- _REQUIREMENTS_
Reproduce every line of the listing as written, apart from the pictures.

- _SUPPLIED MATERIAL_
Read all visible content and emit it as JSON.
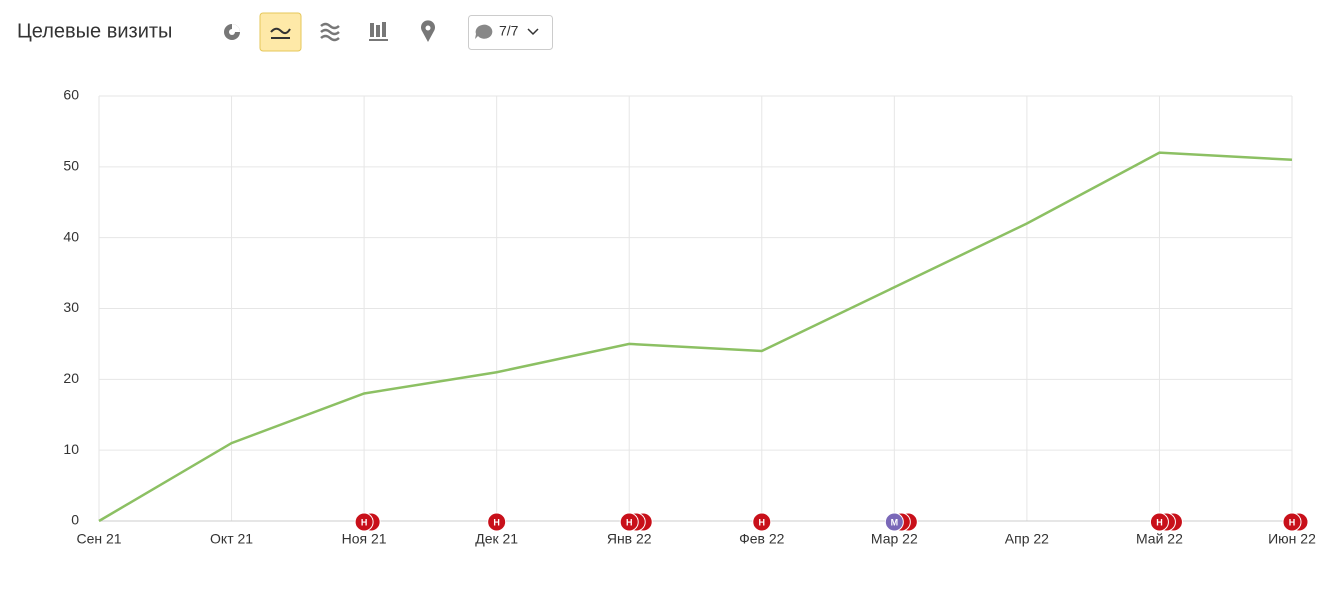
{
  "header": {
    "title": "Целевые визиты",
    "counter": "7/7"
  },
  "chart_data": {
    "type": "line",
    "categories": [
      "Сен 21",
      "Окт 21",
      "Ноя 21",
      "Дек 21",
      "Янв 22",
      "Фев 22",
      "Мар 22",
      "Апр 22",
      "Май 22",
      "Июн 22"
    ],
    "values": [
      0,
      11,
      18,
      21,
      25,
      24,
      33,
      42,
      52,
      51
    ],
    "color": "#8cc063",
    "ylim": [
      0,
      60
    ],
    "yticks": [
      0,
      10,
      20,
      30,
      40,
      50,
      60
    ],
    "grid": true,
    "annotations": [
      null,
      null,
      {
        "label": "Н",
        "colors": [
          "#c8101a",
          "#c8101a"
        ]
      },
      {
        "label": "Н",
        "colors": [
          "#c8101a"
        ]
      },
      {
        "label": "Н",
        "colors": [
          "#c8101a",
          "#c8101a",
          "#c8101a"
        ]
      },
      {
        "label": "Н",
        "colors": [
          "#c8101a"
        ]
      },
      {
        "label": "М",
        "colors": [
          "#7a68b8",
          "#c8101a",
          "#c8101a"
        ]
      },
      null,
      {
        "label": "Н",
        "colors": [
          "#c8101a",
          "#c8101a",
          "#c8101a"
        ]
      },
      {
        "label": "Н",
        "colors": [
          "#c8101a",
          "#c8101a"
        ]
      }
    ]
  }
}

- _EXERCISE SOLUTION_
Read all visible content and emit it as JSON.
{
  "header": {
    "title": "Целевые визиты",
    "counter": "7/7"
  },
  "chart_data": {
    "type": "line",
    "categories": [
      "Сен 21",
      "Окт 21",
      "Ноя 21",
      "Дек 21",
      "Янв 22",
      "Фев 22",
      "Мар 22",
      "Апр 22",
      "Май 22",
      "Июн 22"
    ],
    "values": [
      0,
      11,
      18,
      21,
      25,
      24,
      33,
      42,
      52,
      51
    ],
    "color": "#8cc063",
    "ylim": [
      0,
      60
    ],
    "yticks": [
      0,
      10,
      20,
      30,
      40,
      50,
      60
    ],
    "grid": true,
    "annotations": [
      null,
      null,
      {
        "label": "Н",
        "colors": [
          "#c8101a",
          "#c8101a"
        ]
      },
      {
        "label": "Н",
        "colors": [
          "#c8101a"
        ]
      },
      {
        "label": "Н",
        "colors": [
          "#c8101a",
          "#c8101a",
          "#c8101a"
        ]
      },
      {
        "label": "Н",
        "colors": [
          "#c8101a"
        ]
      },
      {
        "label": "М",
        "colors": [
          "#7a68b8",
          "#c8101a",
          "#c8101a"
        ]
      },
      null,
      {
        "label": "Н",
        "colors": [
          "#c8101a",
          "#c8101a",
          "#c8101a"
        ]
      },
      {
        "label": "Н",
        "colors": [
          "#c8101a",
          "#c8101a"
        ]
      }
    ]
  }
}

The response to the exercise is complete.